### Exercise details
Check each line of the data for "priori" and select those that have it.

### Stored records
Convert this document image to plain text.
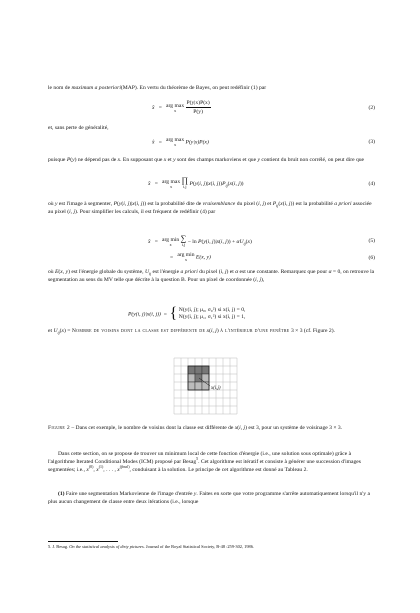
le nom de maximum a posteriori(MAP). En vertu du théorème de Bayes, on peut redéfinir (1) par
x̂ = arg max
x
	$\frac{P(y|x)P(x)}{P(y)}$	(2)
et, sans perte de généralité,
x̂ = arg max
x	P(y|x)P(x)	(3)
puisque P(y) ne dépend pas de x. En supposant que x et y sont des champs markoviens et que y contient du bruit non corrélé, on peut dire que
x̂ = arg max
x
∏
i,j P(y(i, j)|x(i, $j))P_{ij}(x(i$, j))	(4)
où y est l'image à segmenter, P(y(i, j)|x(i, j)) est la probabilité dite de vraisemblance du pixel (i, j) et $P_{ij}(x(i$, j)) est la probabilité a priori associée au pixel (i, j). Pour simplifier les calculs, il est fréquent de redéfinir (4) par
x̂ = arg min
x
∑
i,j − ln P(y(i, j)|x(i, $j)) + \alpha U_{ij}(x)$	(5)
= arg min
x	E(x, y)	(6)
où E(x, y) est l'énergie globale du système, $U_{ij}$ est l'énergie a priori du pixel (i, j) et α est une constante. Remarquez que pour α = 0, on retrouve la segmentation au sens du MV telle que décrite à la question B. Pour un pixel de coordonnée (i, j),
P(y(i, j)|x(i, j)) = { N(y(i, j); μ₀, σ₀²) si x(i, j) = 0,
N(y(i, j); μ₁, σ₁²) si x(i, j) = 1,
et $U_{ij}(x)$ = Nombre de voisins dont la classe est différente de x(i, j) à l'intérieur d'une fenêtre 3 × 3 (cf. Figure 2).
x(i,j)
Figure 2 – Dans cet exemple, le nombre de voisins dont la classe est différente de x(i, j) est 3, pour un système de voisinage 3 × 3.
Dans cette section, on se propose de trouver un minimum local de cette fonction d'énergie (i.e., une solution sous optimale) grâce à l'algorithme Iterated Conditional Modes (ICM) proposé par Besag$^5$. Cet algorithme est itératif et consiste à générer une succession d'images segmentées; i.e., $x^{(0)}$, $x^{(1)}$, . . . , $x^{(final)}$, conduisant à la solution. Le principe de cet algorithme est donné au Tableau 2.
(1) Faire une segmentation Markovienne de l'image d'entrée y. Faites en sorte que votre programme s'arrête automatiquement lorsqu'il n'y a plus aucun changement de classe entre deux itérations (i.e., lorsque
5. J. Besag. On the statistical analysis of dirty pictures. Journal of the Royal Statistical Society, B-48 :259-302, 1986.
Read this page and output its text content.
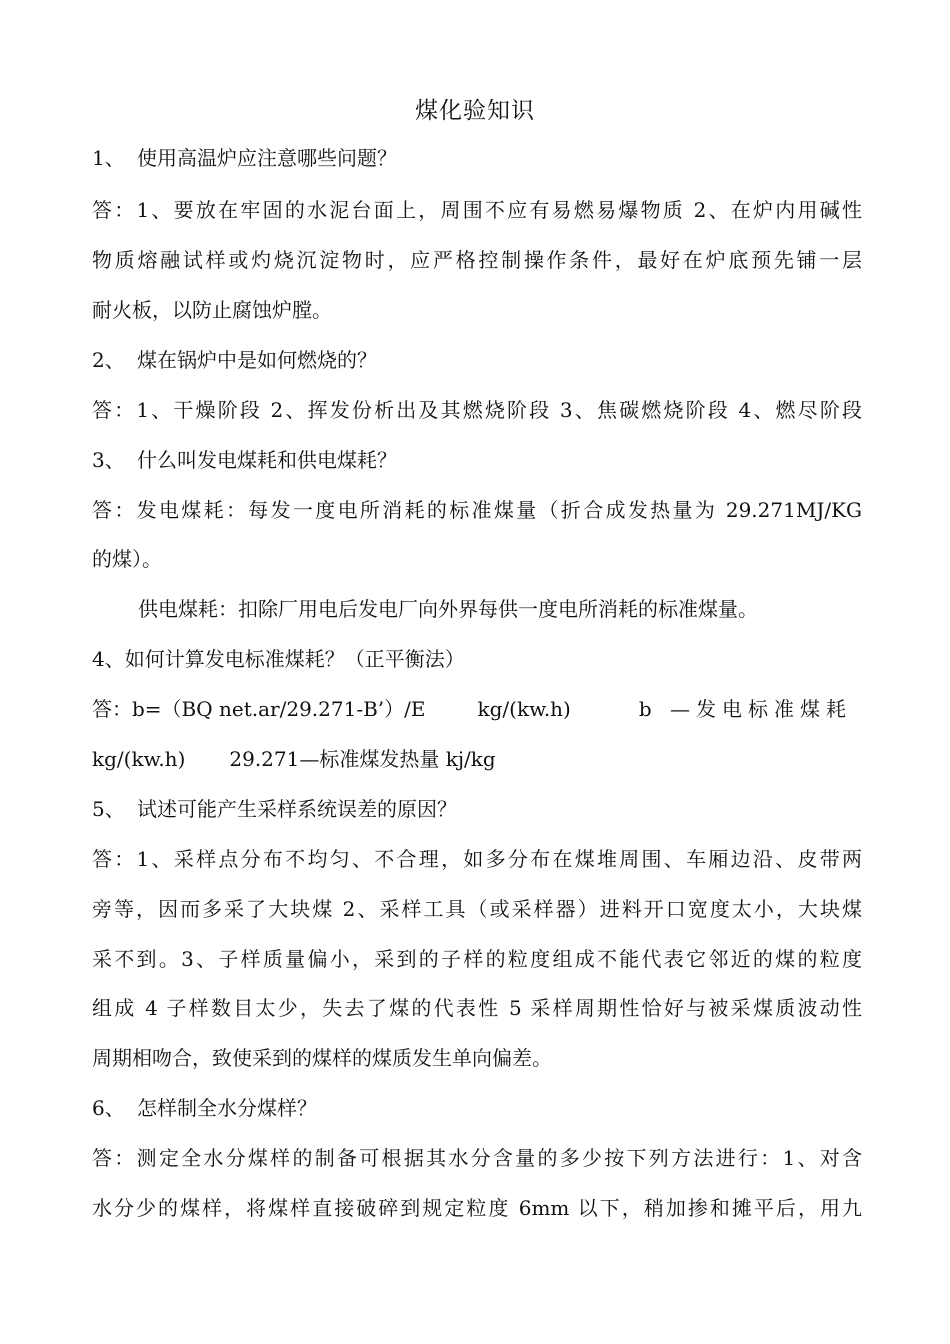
煤化验知识
1、 使用高温炉应注意哪些问题？
答：1、要放在牢固的水泥台面上，周围不应有易燃易爆物质 2、在炉内用碱性
物质熔融试样或灼烧沉淀物时，应严格控制操作条件，最好在炉底预先铺一层
耐火板，以防止腐蚀炉膛。
2、 煤在锅炉中是如何燃烧的？
答：1、干燥阶段 2、挥发份析出及其燃烧阶段 3、焦碳燃烧阶段 4、燃尽阶段
3、 什么叫发电煤耗和供电煤耗？
答：发电煤耗：每发一度电所消耗的标准煤量（折合成发热量为 29.271MJ/KG
的煤）。
供电煤耗：扣除厂用电后发电厂向外界每供一度电所消耗的标准煤量。
4、如何计算发电标准煤耗？（正平衡法）
答：b=（BQ net.ar/29.271-B’）/E	kg/(kw.h)	b —发电标准煤耗
kg/(kw.h) 29.271—标准煤发热量 kj/kg
5、 试述可能产生采样系统误差的原因？
答：1、采样点分布不均匀、不合理，如多分布在煤堆周围、车厢边沿、皮带两
旁等，因而多采了大块煤 2、采样工具（或采样器）进料开口宽度太小，大块煤
采不到。3、子样质量偏小，采到的子样的粒度组成不能代表它邻近的煤的粒度
组成 4 子样数目太少，失去了煤的代表性 5 采样周期性恰好与被采煤质波动性
周期相吻合，致使采到的煤样的煤质发生单向偏差。
6、 怎样制全水分煤样？
答：测定全水分煤样的制备可根据其水分含量的多少按下列方法进行：1、对含
水分少的煤样，将煤样直接破碎到规定粒度 6mm 以下，稍加掺和摊平后，用九
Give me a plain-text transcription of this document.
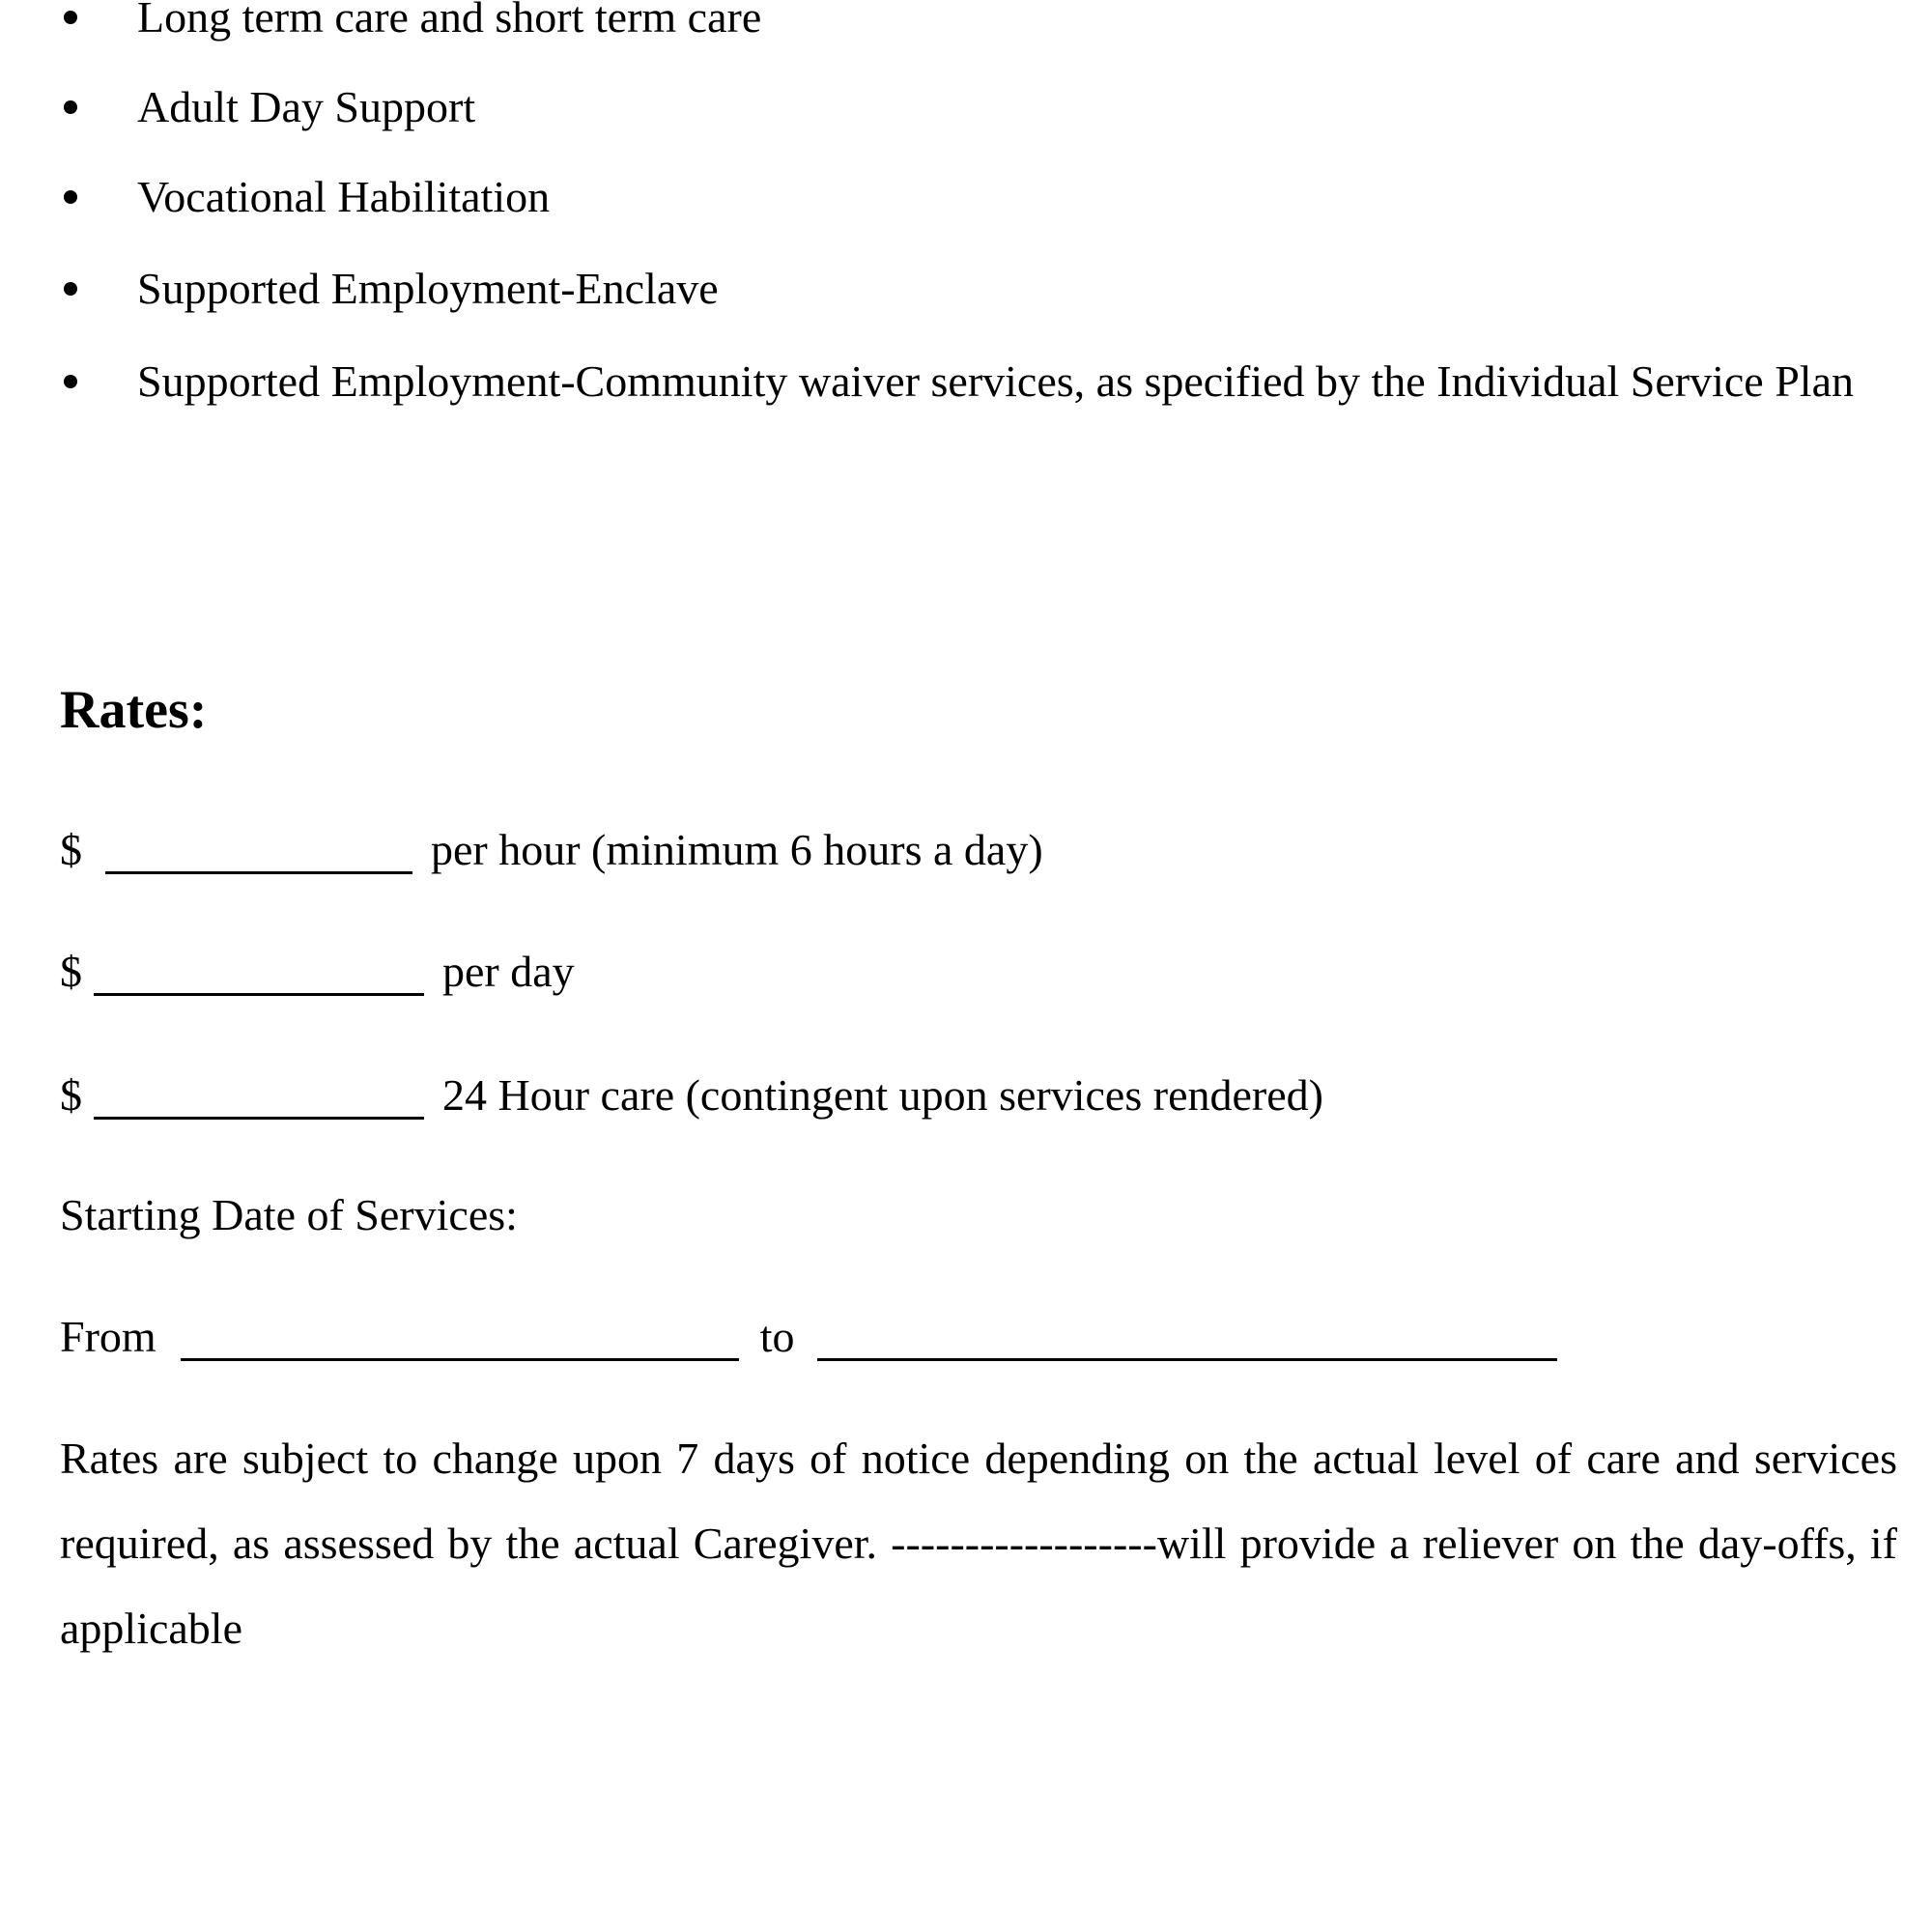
Long term care and short term care
Adult Day Support
Vocational Habilitation
Supported Employment-Enclave
Supported Employment-Community waiver services, as specified by the Individual Service Plan
Rates:
$	per hour (minimum 6 hours a day)
$	per day
$	24 Hour care (contingent upon services rendered)
Starting Date of Services:
From	to

Rates are subject to change upon 7 days of notice depending on the actual level of care and services required, as assessed by the actual Caregiver. ------------------will provide a reliever on the day-offs, if applicable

### Exercise result
où y est l'image à segmenter, P(y(i, j)|x(i, j)) est la probabilité dite de vraisemblance du pixel (i, j) et $P_{ij}(x(i$, j)) est la probabilité a priori associée au pixel (i, j). Pour simplifier les calculs, il est fréquent de redéfinir (4) par
où E(x, y) est l'énergie globale du système, $U_{ij}$ est l'énergie a priori du pixel (i, j) et α est une constante. Remarquez que pour α = 0, on retrouve la segmentation au sens du MV telle que décrite à la question B. Pour un pixel de coordonnée (i, j),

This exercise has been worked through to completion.